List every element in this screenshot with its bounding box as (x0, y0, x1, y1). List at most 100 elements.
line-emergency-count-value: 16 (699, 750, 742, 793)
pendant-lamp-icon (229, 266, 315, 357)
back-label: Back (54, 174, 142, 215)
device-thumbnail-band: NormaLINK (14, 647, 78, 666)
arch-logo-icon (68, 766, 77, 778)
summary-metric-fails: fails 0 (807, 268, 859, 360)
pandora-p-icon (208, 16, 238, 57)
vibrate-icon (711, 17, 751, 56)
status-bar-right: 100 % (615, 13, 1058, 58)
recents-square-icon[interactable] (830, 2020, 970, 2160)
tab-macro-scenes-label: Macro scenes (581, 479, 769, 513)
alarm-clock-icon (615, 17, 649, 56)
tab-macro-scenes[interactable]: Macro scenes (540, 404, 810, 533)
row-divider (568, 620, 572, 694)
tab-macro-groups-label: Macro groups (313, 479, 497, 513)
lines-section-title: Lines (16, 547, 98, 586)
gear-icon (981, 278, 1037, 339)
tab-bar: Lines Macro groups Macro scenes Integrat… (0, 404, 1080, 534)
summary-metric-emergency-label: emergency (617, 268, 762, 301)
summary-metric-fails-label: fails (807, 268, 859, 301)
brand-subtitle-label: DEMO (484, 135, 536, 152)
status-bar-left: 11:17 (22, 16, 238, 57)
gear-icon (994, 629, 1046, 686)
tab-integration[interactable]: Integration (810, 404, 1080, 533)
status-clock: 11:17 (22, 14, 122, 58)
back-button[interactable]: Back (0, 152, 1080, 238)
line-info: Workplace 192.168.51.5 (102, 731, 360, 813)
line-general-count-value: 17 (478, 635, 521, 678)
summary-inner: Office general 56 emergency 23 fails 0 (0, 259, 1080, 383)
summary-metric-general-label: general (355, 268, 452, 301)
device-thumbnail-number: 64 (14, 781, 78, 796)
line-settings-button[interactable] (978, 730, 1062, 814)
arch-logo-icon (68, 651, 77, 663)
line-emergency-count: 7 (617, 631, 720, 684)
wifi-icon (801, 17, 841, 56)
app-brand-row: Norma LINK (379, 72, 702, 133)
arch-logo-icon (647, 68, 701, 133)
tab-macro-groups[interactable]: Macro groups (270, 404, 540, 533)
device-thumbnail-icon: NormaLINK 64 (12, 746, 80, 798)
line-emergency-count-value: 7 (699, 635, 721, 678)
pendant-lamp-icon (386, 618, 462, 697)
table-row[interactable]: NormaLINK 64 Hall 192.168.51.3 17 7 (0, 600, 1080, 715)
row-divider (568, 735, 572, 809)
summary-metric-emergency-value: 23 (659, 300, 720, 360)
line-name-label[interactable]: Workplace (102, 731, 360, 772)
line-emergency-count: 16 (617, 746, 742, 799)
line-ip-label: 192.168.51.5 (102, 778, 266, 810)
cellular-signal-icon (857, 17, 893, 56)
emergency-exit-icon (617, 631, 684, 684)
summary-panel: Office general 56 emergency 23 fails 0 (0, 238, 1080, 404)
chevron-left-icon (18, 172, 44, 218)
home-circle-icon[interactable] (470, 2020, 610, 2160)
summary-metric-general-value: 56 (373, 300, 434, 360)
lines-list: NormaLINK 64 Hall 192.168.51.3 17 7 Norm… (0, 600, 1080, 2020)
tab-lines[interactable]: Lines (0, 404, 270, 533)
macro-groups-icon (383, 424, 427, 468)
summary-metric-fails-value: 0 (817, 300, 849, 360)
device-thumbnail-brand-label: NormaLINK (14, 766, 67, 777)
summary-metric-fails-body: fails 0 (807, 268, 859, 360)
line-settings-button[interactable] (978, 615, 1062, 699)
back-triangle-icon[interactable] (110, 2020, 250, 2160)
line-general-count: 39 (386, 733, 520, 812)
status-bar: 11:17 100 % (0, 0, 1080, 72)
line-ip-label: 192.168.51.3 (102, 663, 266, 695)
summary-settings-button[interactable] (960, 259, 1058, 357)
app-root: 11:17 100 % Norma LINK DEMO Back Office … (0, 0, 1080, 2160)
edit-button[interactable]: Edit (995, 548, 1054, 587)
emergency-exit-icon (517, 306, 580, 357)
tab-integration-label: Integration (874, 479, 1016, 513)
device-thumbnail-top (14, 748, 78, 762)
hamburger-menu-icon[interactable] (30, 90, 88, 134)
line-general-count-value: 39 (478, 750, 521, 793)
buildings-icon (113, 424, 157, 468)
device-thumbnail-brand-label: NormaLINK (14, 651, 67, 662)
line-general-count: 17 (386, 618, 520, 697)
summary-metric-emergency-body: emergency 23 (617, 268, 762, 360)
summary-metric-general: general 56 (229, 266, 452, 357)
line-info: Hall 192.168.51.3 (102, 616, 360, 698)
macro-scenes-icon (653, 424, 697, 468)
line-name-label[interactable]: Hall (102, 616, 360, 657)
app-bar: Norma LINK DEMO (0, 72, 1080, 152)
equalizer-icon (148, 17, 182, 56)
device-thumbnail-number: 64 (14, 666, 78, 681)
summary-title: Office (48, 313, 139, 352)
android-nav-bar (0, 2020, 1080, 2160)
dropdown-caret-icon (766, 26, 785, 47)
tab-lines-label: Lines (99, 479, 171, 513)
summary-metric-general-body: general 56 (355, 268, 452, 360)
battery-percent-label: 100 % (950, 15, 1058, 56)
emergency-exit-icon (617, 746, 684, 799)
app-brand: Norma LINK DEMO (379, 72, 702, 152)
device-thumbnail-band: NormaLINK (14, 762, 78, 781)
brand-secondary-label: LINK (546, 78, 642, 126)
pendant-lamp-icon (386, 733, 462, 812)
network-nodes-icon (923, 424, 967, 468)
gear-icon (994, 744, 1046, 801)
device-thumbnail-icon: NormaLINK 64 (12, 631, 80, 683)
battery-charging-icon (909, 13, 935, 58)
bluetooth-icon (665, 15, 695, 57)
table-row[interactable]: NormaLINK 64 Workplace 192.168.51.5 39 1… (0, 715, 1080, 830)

· · · · · · ·

Please copy out the data above verbatim, every line in order, changing nothing.

List every element in this screenshot with its bounding box as (x0, y0, x1, y1). List at most 100 elements.
line-emergency-count-value: 16 (699, 750, 742, 793)
pendant-lamp-icon (229, 266, 315, 357)
back-label: Back (54, 174, 142, 215)
device-thumbnail-band: NormaLINK (14, 647, 78, 666)
arch-logo-icon (68, 766, 77, 778)
summary-metric-fails: fails 0 (807, 268, 859, 360)
pandora-p-icon (208, 16, 238, 57)
vibrate-icon (711, 17, 751, 56)
status-bar-right: 100 % (615, 13, 1058, 58)
recents-square-icon[interactable] (830, 2020, 970, 2160)
tab-macro-scenes-label: Macro scenes (581, 479, 769, 513)
alarm-clock-icon (615, 17, 649, 56)
tab-macro-scenes[interactable]: Macro scenes (540, 404, 810, 533)
row-divider (568, 620, 572, 694)
tab-macro-groups-label: Macro groups (313, 479, 497, 513)
lines-section-title: Lines (16, 547, 98, 586)
gear-icon (981, 278, 1037, 339)
tab-bar: Lines Macro groups Macro scenes Integrat… (0, 404, 1080, 534)
summary-metric-emergency-label: emergency (617, 268, 762, 301)
summary-metric-fails-label: fails (807, 268, 859, 301)
brand-subtitle-label: DEMO (484, 135, 536, 152)
status-bar-left: 11:17 (22, 16, 238, 57)
gear-icon (994, 629, 1046, 686)
tab-integration[interactable]: Integration (810, 404, 1080, 533)
status-clock: 11:17 (22, 14, 122, 58)
back-button[interactable]: Back (0, 152, 1080, 238)
line-info: Workplace 192.168.51.5 (102, 731, 360, 813)
line-general-count-value: 17 (478, 635, 521, 678)
summary-inner: Office general 56 emergency 23 fails 0 (0, 259, 1080, 383)
summary-metric-general-label: general (355, 268, 452, 301)
device-thumbnail-number: 64 (14, 781, 78, 796)
line-settings-button[interactable] (978, 730, 1062, 814)
arch-logo-icon (68, 651, 77, 663)
line-emergency-count: 7 (617, 631, 720, 684)
wifi-icon (801, 17, 841, 56)
app-brand-row: Norma LINK (379, 72, 702, 133)
arch-logo-icon (647, 68, 701, 133)
tab-macro-groups[interactable]: Macro groups (270, 404, 540, 533)
device-thumbnail-icon: NormaLINK 64 (12, 746, 80, 798)
line-emergency-count-value: 7 (699, 635, 721, 678)
pendant-lamp-icon (386, 618, 462, 697)
table-row[interactable]: NormaLINK 64 Hall 192.168.51.3 17 7 (0, 600, 1080, 715)
row-divider (568, 735, 572, 809)
summary-metric-emergency-value: 23 (659, 300, 720, 360)
line-name-label[interactable]: Workplace (102, 731, 360, 772)
line-emergency-count: 16 (617, 746, 742, 799)
line-ip-label: 192.168.51.5 (102, 778, 266, 810)
cellular-signal-icon (857, 17, 893, 56)
emergency-exit-icon (617, 631, 684, 684)
summary-panel: Office general 56 emergency 23 fails 0 (0, 238, 1080, 404)
chevron-left-icon (18, 172, 44, 218)
home-circle-icon[interactable] (470, 2020, 610, 2160)
summary-metric-general-value: 56 (373, 300, 434, 360)
lines-list: NormaLINK 64 Hall 192.168.51.3 17 7 Norm… (0, 600, 1080, 2020)
tab-lines[interactable]: Lines (0, 404, 270, 533)
macro-groups-icon (383, 424, 427, 468)
summary-metric-fails-value: 0 (817, 300, 849, 360)
device-thumbnail-brand-label: NormaLINK (14, 766, 67, 777)
summary-metric-fails-body: fails 0 (807, 268, 859, 360)
line-settings-button[interactable] (978, 615, 1062, 699)
back-triangle-icon[interactable] (110, 2020, 250, 2160)
line-general-count: 39 (386, 733, 520, 812)
status-bar: 11:17 100 % (0, 0, 1080, 72)
line-ip-label: 192.168.51.3 (102, 663, 266, 695)
summary-settings-button[interactable] (960, 259, 1058, 357)
app-root: 11:17 100 % Norma LINK DEMO Back Office … (0, 0, 1080, 2160)
edit-button[interactable]: Edit (995, 548, 1054, 587)
emergency-exit-icon (517, 306, 580, 357)
tab-integration-label: Integration (874, 479, 1016, 513)
device-thumbnail-top (14, 748, 78, 762)
hamburger-menu-icon[interactable] (30, 90, 88, 134)
line-general-count-value: 39 (478, 750, 521, 793)
buildings-icon (113, 424, 157, 468)
device-thumbnail-brand-label: NormaLINK (14, 651, 67, 662)
line-general-count: 17 (386, 618, 520, 697)
summary-metric-emergency-body: emergency 23 (617, 268, 762, 360)
summary-metric-general: general 56 (229, 266, 452, 357)
line-info: Hall 192.168.51.3 (102, 616, 360, 698)
macro-scenes-icon (653, 424, 697, 468)
line-name-label[interactable]: Hall (102, 616, 360, 657)
app-bar: Norma LINK DEMO (0, 72, 1080, 152)
equalizer-icon (148, 17, 182, 56)
device-thumbnail-number: 64 (14, 666, 78, 681)
summary-title: Office (48, 313, 139, 352)
android-nav-bar (0, 2020, 1080, 2160)
dropdown-caret-icon (766, 26, 785, 47)
tab-lines-label: Lines (99, 479, 171, 513)
summary-metric-general-body: general 56 (355, 268, 452, 360)
battery-percent-label: 100 % (950, 15, 1058, 56)
emergency-exit-icon (617, 746, 684, 799)
app-brand: Norma LINK DEMO (379, 72, 702, 152)
device-thumbnail-band: NormaLINK (14, 762, 78, 781)
brand-secondary-label: LINK (546, 78, 642, 126)
pendant-lamp-icon (386, 733, 462, 812)
network-nodes-icon (923, 424, 967, 468)
gear-icon (994, 744, 1046, 801)
device-thumbnail-icon: NormaLINK 64 (12, 631, 80, 683)
battery-charging-icon (909, 13, 935, 58)
bluetooth-icon (665, 15, 695, 57)
table-row[interactable]: NormaLINK 64 Workplace 192.168.51.5 39 1… (0, 715, 1080, 830)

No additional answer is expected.